# Records shown start
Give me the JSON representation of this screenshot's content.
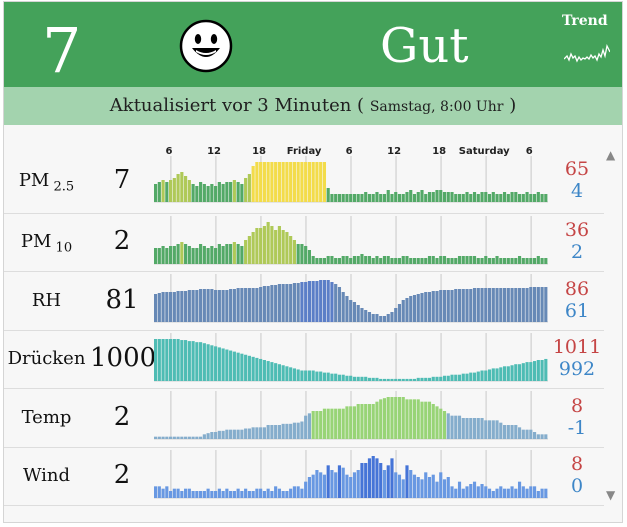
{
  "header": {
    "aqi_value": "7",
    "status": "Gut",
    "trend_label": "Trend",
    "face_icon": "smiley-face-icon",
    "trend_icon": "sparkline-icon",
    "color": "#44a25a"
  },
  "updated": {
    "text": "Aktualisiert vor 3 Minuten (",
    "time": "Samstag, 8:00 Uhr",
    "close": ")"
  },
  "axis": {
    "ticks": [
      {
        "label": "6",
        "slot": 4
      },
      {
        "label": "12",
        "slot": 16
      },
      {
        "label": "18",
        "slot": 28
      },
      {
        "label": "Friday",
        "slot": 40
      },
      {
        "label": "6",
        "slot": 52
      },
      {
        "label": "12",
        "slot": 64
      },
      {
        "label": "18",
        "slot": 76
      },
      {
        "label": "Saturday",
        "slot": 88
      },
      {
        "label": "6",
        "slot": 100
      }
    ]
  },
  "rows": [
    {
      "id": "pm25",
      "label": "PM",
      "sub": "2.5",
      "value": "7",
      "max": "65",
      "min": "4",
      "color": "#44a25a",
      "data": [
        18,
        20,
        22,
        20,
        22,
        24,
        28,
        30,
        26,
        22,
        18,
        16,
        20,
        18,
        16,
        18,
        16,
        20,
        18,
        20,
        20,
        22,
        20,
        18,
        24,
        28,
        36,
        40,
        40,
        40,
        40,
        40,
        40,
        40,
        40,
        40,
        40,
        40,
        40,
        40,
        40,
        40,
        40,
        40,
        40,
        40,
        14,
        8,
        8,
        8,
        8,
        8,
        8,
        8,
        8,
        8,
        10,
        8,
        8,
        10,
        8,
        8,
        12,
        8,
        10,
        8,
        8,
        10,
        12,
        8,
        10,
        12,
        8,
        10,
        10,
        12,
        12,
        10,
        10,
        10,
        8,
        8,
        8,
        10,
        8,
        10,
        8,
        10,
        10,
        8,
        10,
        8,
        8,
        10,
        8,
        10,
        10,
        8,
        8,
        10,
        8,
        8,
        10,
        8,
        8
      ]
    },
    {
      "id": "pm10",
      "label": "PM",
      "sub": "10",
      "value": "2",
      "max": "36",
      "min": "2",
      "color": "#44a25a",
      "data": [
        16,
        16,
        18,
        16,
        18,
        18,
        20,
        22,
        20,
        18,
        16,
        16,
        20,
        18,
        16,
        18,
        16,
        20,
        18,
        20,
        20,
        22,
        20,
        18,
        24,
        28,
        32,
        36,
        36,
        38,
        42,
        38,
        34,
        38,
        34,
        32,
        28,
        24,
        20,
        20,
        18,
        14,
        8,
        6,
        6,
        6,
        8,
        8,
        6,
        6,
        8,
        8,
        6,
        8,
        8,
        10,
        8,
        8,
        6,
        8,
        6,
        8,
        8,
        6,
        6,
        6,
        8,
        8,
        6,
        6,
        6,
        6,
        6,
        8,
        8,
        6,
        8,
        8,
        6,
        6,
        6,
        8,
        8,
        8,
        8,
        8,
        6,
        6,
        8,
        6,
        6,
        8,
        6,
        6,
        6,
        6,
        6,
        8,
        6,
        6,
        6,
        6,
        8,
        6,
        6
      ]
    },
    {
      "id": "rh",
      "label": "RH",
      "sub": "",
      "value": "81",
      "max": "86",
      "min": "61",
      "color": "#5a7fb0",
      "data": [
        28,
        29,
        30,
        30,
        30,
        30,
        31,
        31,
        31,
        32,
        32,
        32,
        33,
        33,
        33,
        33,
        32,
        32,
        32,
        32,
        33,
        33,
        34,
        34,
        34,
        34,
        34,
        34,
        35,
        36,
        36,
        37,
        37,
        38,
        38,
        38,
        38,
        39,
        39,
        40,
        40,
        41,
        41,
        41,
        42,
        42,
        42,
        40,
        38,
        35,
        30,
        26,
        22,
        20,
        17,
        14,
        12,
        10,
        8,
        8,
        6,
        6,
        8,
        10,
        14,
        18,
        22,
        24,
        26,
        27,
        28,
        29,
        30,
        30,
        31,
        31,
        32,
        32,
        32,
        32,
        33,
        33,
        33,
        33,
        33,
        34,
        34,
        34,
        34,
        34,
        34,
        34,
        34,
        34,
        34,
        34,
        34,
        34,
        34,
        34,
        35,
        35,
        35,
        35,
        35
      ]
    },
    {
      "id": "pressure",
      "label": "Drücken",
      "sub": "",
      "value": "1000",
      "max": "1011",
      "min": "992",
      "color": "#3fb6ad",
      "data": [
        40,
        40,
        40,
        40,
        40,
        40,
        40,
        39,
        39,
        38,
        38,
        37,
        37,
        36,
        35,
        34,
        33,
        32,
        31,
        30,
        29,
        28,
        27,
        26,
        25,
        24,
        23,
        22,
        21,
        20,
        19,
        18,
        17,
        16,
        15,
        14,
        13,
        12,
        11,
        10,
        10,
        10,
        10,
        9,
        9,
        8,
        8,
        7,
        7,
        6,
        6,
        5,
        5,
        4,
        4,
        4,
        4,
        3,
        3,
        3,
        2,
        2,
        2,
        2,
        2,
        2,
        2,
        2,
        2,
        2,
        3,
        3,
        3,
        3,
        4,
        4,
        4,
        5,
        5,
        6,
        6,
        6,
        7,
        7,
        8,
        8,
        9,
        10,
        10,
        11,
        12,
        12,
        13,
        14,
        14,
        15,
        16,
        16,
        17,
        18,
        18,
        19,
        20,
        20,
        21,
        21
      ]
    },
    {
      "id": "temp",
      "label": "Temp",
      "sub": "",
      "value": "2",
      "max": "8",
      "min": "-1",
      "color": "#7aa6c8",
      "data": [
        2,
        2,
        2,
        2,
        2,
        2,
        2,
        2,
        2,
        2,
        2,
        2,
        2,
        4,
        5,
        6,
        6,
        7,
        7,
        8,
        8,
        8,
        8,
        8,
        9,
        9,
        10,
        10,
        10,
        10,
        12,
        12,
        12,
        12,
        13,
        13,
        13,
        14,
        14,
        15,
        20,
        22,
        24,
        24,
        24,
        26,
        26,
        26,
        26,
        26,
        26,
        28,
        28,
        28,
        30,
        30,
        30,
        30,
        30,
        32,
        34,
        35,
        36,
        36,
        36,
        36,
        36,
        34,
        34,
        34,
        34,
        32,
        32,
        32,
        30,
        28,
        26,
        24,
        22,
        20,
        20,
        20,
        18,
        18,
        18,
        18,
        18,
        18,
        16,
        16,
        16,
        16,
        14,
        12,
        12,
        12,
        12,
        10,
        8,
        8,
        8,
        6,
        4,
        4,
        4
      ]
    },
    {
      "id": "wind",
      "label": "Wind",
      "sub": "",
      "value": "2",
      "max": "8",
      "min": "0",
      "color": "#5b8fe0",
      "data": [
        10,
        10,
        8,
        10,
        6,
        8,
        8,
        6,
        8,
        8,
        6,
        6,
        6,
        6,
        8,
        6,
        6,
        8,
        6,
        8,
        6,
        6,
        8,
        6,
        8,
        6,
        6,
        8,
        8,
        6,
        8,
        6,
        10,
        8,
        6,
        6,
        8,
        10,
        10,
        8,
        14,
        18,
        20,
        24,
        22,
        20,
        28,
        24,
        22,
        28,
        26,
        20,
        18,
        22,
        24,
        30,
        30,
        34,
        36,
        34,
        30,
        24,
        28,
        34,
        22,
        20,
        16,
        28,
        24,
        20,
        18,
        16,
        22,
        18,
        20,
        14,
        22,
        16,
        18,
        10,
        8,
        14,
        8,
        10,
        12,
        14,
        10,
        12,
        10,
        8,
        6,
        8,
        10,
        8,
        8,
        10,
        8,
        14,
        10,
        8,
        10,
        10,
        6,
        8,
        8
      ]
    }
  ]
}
# Records shown end
* **Exercise task**:
Return to the listing above and set it down exactly, leaving out its pictures.

* **Reply to the exercise**:
Give me the JSON representation of this screenshot's content.
{
  "header": {
    "aqi_value": "7",
    "status": "Gut",
    "trend_label": "Trend",
    "face_icon": "smiley-face-icon",
    "trend_icon": "sparkline-icon",
    "color": "#44a25a"
  },
  "updated": {
    "text": "Aktualisiert vor 3 Minuten (",
    "time": "Samstag, 8:00 Uhr",
    "close": ")"
  },
  "axis": {
    "ticks": [
      {
        "label": "6",
        "slot": 4
      },
      {
        "label": "12",
        "slot": 16
      },
      {
        "label": "18",
        "slot": 28
      },
      {
        "label": "Friday",
        "slot": 40
      },
      {
        "label": "6",
        "slot": 52
      },
      {
        "label": "12",
        "slot": 64
      },
      {
        "label": "18",
        "slot": 76
      },
      {
        "label": "Saturday",
        "slot": 88
      },
      {
        "label": "6",
        "slot": 100
      }
    ]
  },
  "rows": [
    {
      "id": "pm25",
      "label": "PM",
      "sub": "2.5",
      "value": "7",
      "max": "65",
      "min": "4",
      "color": "#44a25a",
      "data": [
        18,
        20,
        22,
        20,
        22,
        24,
        28,
        30,
        26,
        22,
        18,
        16,
        20,
        18,
        16,
        18,
        16,
        20,
        18,
        20,
        20,
        22,
        20,
        18,
        24,
        28,
        36,
        40,
        40,
        40,
        40,
        40,
        40,
        40,
        40,
        40,
        40,
        40,
        40,
        40,
        40,
        40,
        40,
        40,
        40,
        40,
        14,
        8,
        8,
        8,
        8,
        8,
        8,
        8,
        8,
        8,
        10,
        8,
        8,
        10,
        8,
        8,
        12,
        8,
        10,
        8,
        8,
        10,
        12,
        8,
        10,
        12,
        8,
        10,
        10,
        12,
        12,
        10,
        10,
        10,
        8,
        8,
        8,
        10,
        8,
        10,
        8,
        10,
        10,
        8,
        10,
        8,
        8,
        10,
        8,
        10,
        10,
        8,
        8,
        10,
        8,
        8,
        10,
        8,
        8
      ]
    },
    {
      "id": "pm10",
      "label": "PM",
      "sub": "10",
      "value": "2",
      "max": "36",
      "min": "2",
      "color": "#44a25a",
      "data": [
        16,
        16,
        18,
        16,
        18,
        18,
        20,
        22,
        20,
        18,
        16,
        16,
        20,
        18,
        16,
        18,
        16,
        20,
        18,
        20,
        20,
        22,
        20,
        18,
        24,
        28,
        32,
        36,
        36,
        38,
        42,
        38,
        34,
        38,
        34,
        32,
        28,
        24,
        20,
        20,
        18,
        14,
        8,
        6,
        6,
        6,
        8,
        8,
        6,
        6,
        8,
        8,
        6,
        8,
        8,
        10,
        8,
        8,
        6,
        8,
        6,
        8,
        8,
        6,
        6,
        6,
        8,
        8,
        6,
        6,
        6,
        6,
        6,
        8,
        8,
        6,
        8,
        8,
        6,
        6,
        6,
        8,
        8,
        8,
        8,
        8,
        6,
        6,
        8,
        6,
        6,
        8,
        6,
        6,
        6,
        6,
        6,
        8,
        6,
        6,
        6,
        6,
        8,
        6,
        6
      ]
    },
    {
      "id": "rh",
      "label": "RH",
      "sub": "",
      "value": "81",
      "max": "86",
      "min": "61",
      "color": "#5a7fb0",
      "data": [
        28,
        29,
        30,
        30,
        30,
        30,
        31,
        31,
        31,
        32,
        32,
        32,
        33,
        33,
        33,
        33,
        32,
        32,
        32,
        32,
        33,
        33,
        34,
        34,
        34,
        34,
        34,
        34,
        35,
        36,
        36,
        37,
        37,
        38,
        38,
        38,
        38,
        39,
        39,
        40,
        40,
        41,
        41,
        41,
        42,
        42,
        42,
        40,
        38,
        35,
        30,
        26,
        22,
        20,
        17,
        14,
        12,
        10,
        8,
        8,
        6,
        6,
        8,
        10,
        14,
        18,
        22,
        24,
        26,
        27,
        28,
        29,
        30,
        30,
        31,
        31,
        32,
        32,
        32,
        32,
        33,
        33,
        33,
        33,
        33,
        34,
        34,
        34,
        34,
        34,
        34,
        34,
        34,
        34,
        34,
        34,
        34,
        34,
        34,
        34,
        35,
        35,
        35,
        35,
        35
      ]
    },
    {
      "id": "pressure",
      "label": "Drücken",
      "sub": "",
      "value": "1000",
      "max": "1011",
      "min": "992",
      "color": "#3fb6ad",
      "data": [
        40,
        40,
        40,
        40,
        40,
        40,
        40,
        39,
        39,
        38,
        38,
        37,
        37,
        36,
        35,
        34,
        33,
        32,
        31,
        30,
        29,
        28,
        27,
        26,
        25,
        24,
        23,
        22,
        21,
        20,
        19,
        18,
        17,
        16,
        15,
        14,
        13,
        12,
        11,
        10,
        10,
        10,
        10,
        9,
        9,
        8,
        8,
        7,
        7,
        6,
        6,
        5,
        5,
        4,
        4,
        4,
        4,
        3,
        3,
        3,
        2,
        2,
        2,
        2,
        2,
        2,
        2,
        2,
        2,
        2,
        3,
        3,
        3,
        3,
        4,
        4,
        4,
        5,
        5,
        6,
        6,
        6,
        7,
        7,
        8,
        8,
        9,
        10,
        10,
        11,
        12,
        12,
        13,
        14,
        14,
        15,
        16,
        16,
        17,
        18,
        18,
        19,
        20,
        20,
        21,
        21
      ]
    },
    {
      "id": "temp",
      "label": "Temp",
      "sub": "",
      "value": "2",
      "max": "8",
      "min": "-1",
      "color": "#7aa6c8",
      "data": [
        2,
        2,
        2,
        2,
        2,
        2,
        2,
        2,
        2,
        2,
        2,
        2,
        2,
        4,
        5,
        6,
        6,
        7,
        7,
        8,
        8,
        8,
        8,
        8,
        9,
        9,
        10,
        10,
        10,
        10,
        12,
        12,
        12,
        12,
        13,
        13,
        13,
        14,
        14,
        15,
        20,
        22,
        24,
        24,
        24,
        26,
        26,
        26,
        26,
        26,
        26,
        28,
        28,
        28,
        30,
        30,
        30,
        30,
        30,
        32,
        34,
        35,
        36,
        36,
        36,
        36,
        36,
        34,
        34,
        34,
        34,
        32,
        32,
        32,
        30,
        28,
        26,
        24,
        22,
        20,
        20,
        20,
        18,
        18,
        18,
        18,
        18,
        18,
        16,
        16,
        16,
        16,
        14,
        12,
        12,
        12,
        12,
        10,
        8,
        8,
        8,
        6,
        4,
        4,
        4
      ]
    },
    {
      "id": "wind",
      "label": "Wind",
      "sub": "",
      "value": "2",
      "max": "8",
      "min": "0",
      "color": "#5b8fe0",
      "data": [
        10,
        10,
        8,
        10,
        6,
        8,
        8,
        6,
        8,
        8,
        6,
        6,
        6,
        6,
        8,
        6,
        6,
        8,
        6,
        8,
        6,
        6,
        8,
        6,
        8,
        6,
        6,
        8,
        8,
        6,
        8,
        6,
        10,
        8,
        6,
        6,
        8,
        10,
        10,
        8,
        14,
        18,
        20,
        24,
        22,
        20,
        28,
        24,
        22,
        28,
        26,
        20,
        18,
        22,
        24,
        30,
        30,
        34,
        36,
        34,
        30,
        24,
        28,
        34,
        22,
        20,
        16,
        28,
        24,
        20,
        18,
        16,
        22,
        18,
        20,
        14,
        22,
        16,
        18,
        10,
        8,
        14,
        8,
        10,
        12,
        14,
        10,
        12,
        10,
        8,
        6,
        8,
        10,
        8,
        8,
        10,
        8,
        14,
        10,
        8,
        10,
        10,
        6,
        8,
        8
      ]
    }
  ]
}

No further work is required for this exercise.